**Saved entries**

|---|

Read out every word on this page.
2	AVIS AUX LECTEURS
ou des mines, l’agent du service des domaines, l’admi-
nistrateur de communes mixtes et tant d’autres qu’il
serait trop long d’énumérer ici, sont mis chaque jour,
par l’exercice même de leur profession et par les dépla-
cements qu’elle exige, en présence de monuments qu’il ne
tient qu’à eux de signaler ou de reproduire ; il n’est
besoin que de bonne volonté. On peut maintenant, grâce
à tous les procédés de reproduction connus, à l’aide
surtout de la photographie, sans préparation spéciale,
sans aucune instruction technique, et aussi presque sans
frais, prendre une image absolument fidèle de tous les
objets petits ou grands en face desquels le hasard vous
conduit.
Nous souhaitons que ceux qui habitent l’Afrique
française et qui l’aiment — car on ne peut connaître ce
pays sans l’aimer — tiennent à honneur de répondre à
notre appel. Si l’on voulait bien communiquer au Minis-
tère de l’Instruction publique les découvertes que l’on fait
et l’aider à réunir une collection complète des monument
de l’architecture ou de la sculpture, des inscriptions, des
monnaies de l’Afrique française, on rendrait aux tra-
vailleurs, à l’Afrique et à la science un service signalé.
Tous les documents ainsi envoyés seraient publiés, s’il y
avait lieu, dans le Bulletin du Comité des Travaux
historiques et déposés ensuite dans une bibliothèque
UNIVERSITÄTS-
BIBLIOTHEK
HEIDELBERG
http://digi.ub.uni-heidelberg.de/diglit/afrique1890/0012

|---|

**Directions**
Reproduce each entry exactly, leaving out nothing.

**Exercise response**
Read out every word on this page.
2	AVIS AUX LECTEURS
ou des mines, l’agent du service des domaines, l’admi-
nistrateur de communes mixtes et tant d’autres qu’il
serait trop long d’énumérer ici, sont mis chaque jour,
par l’exercice même de leur profession et par les dépla-
cements qu’elle exige, en présence de monuments qu’il ne
tient qu’à eux de signaler ou de reproduire ; il n’est
besoin que de bonne volonté. On peut maintenant, grâce
à tous les procédés de reproduction connus, à l’aide
surtout de la photographie, sans préparation spéciale,
sans aucune instruction technique, et aussi presque sans
frais, prendre une image absolument fidèle de tous les
objets petits ou grands en face desquels le hasard vous
conduit.
Nous souhaitons que ceux qui habitent l’Afrique
française et qui l’aiment — car on ne peut connaître ce
pays sans l’aimer — tiennent à honneur de répondre à
notre appel. Si l’on voulait bien communiquer au Minis-
tère de l’Instruction publique les découvertes que l’on fait
et l’aider à réunir une collection complète des monument
de l’architecture ou de la sculpture, des inscriptions, des
monnaies de l’Afrique française, on rendrait aux tra-
vailleurs, à l’Afrique et à la science un service signalé.
Tous les documents ainsi envoyés seraient publiés, s’il y
avait lieu, dans le Bulletin du Comité des Travaux
historiques et déposés ensuite dans une bibliothèque
UNIVERSITÄTS-
BIBLIOTHEK
HEIDELBERG
http://digi.ub.uni-heidelberg.de/diglit/afrique1890/0012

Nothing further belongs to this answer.